Today they started shooting the trailer for the Train story, on the 75th anniversary of the Warsaw Ghetto uprising. Look for it on PBS someday or better yet, give a shout if you can help us get it funded. It will happen. Maybe you can help or know somebody who wants to be a part of it.
matthew@teachinghistorymatters.com
It is a cool spring morning. In the background, down the hill, are two cattle cars. If we look closely, we can see a figure sitting on the edge of the opening of a boxcar, perhaps too weak to climb out yet soaking up some energy from the warming April sun. In front of him, a wisp of smoke seems to rise from a small makeshift fire that others have gathered around. The sound of gunfire is echoing nearby; a metallic clanking sound is growing louder at the top of the hill.
This is an appropriate backdrop for the marvel unfolding in the foreground. Now only a few steps away, a woman and perhaps her young daughter are trudging up the hill toward the photographer. The woman has her hair wrapped in a scarf and is clutching the hand of the girl with her right hand. Her left arm is extended outward as if in greeting; her face is turning into a half smile in a mixture of astonishment and enveloping joy, as if she is on the cusp of accepting the belief that she and her daughter have just been saved.

### [Stored rows]
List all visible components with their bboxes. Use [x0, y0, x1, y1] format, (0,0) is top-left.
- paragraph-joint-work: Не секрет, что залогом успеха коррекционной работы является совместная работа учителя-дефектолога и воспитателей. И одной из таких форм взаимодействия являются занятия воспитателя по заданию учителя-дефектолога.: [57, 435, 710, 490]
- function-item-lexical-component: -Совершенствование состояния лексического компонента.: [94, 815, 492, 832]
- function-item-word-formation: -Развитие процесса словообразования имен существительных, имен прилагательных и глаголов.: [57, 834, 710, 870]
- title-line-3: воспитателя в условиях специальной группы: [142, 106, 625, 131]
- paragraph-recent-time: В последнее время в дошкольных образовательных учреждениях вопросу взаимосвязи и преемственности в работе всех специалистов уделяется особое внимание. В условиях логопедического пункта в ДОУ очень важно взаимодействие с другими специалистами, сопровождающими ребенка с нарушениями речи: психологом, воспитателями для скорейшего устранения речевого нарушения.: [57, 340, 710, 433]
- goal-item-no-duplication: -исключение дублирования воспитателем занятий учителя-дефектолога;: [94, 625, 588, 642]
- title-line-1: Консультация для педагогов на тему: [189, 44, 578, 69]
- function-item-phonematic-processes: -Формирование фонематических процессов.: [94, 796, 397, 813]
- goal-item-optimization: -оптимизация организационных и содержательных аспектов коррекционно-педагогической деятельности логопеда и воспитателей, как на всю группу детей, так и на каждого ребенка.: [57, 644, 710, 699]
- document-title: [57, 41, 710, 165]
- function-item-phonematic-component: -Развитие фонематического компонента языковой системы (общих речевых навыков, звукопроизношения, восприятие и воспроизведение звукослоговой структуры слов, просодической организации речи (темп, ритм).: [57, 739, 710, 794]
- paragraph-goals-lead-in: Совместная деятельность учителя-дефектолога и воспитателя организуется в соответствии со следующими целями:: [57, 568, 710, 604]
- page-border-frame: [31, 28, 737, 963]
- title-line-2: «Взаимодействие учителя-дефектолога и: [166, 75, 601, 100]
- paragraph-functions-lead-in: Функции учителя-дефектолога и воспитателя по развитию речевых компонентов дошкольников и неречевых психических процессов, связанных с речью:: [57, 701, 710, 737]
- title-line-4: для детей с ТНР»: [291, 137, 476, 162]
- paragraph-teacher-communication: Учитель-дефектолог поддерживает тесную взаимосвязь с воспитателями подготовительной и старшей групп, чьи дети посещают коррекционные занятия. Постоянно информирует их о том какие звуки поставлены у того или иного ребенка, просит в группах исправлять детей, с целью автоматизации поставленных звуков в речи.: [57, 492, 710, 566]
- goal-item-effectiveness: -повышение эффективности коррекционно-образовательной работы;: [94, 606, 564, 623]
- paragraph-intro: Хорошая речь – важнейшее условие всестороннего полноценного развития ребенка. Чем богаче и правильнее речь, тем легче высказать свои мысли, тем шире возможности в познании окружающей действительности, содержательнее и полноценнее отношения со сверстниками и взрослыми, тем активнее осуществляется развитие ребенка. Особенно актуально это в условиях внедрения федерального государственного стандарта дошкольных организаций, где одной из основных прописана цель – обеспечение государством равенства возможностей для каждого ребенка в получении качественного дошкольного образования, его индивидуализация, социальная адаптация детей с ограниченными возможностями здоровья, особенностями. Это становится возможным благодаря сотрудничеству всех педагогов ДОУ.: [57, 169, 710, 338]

### [Written tasks]
a: Answer these questions from the passage about the Train story:
(i) On what anniversary did shooting of the trailer begin?
(ii) How many cattle cars are in the background?
(iii) What does the woman have her hair wrapped in?
b: From the passage about the Train story, extract the text between "This is an appropriate" and "just been saved.", inclusive.
Rely only on the passage about the Train story, not on the material.

### [The replies]
a:
(i) The 75th anniversary of the Warsaw Ghetto uprising
(ii) Two
(iii) A scarf

b:
This is an appropriate backdrop for the marvel unfolding in the foreground. Now only a few steps away, a woman and perhaps her young daughter are trudging up the hill toward the photographer. The woman has her hair wrapped in a scarf and is clutching the hand of the girl with her right hand. Her left arm is extended outward as if in greeting; her face is turning into a half smile in a mixture of astonishment and enveloping joy, as if she is on the cusp of accepting the belief that she and her daughter have just been saved.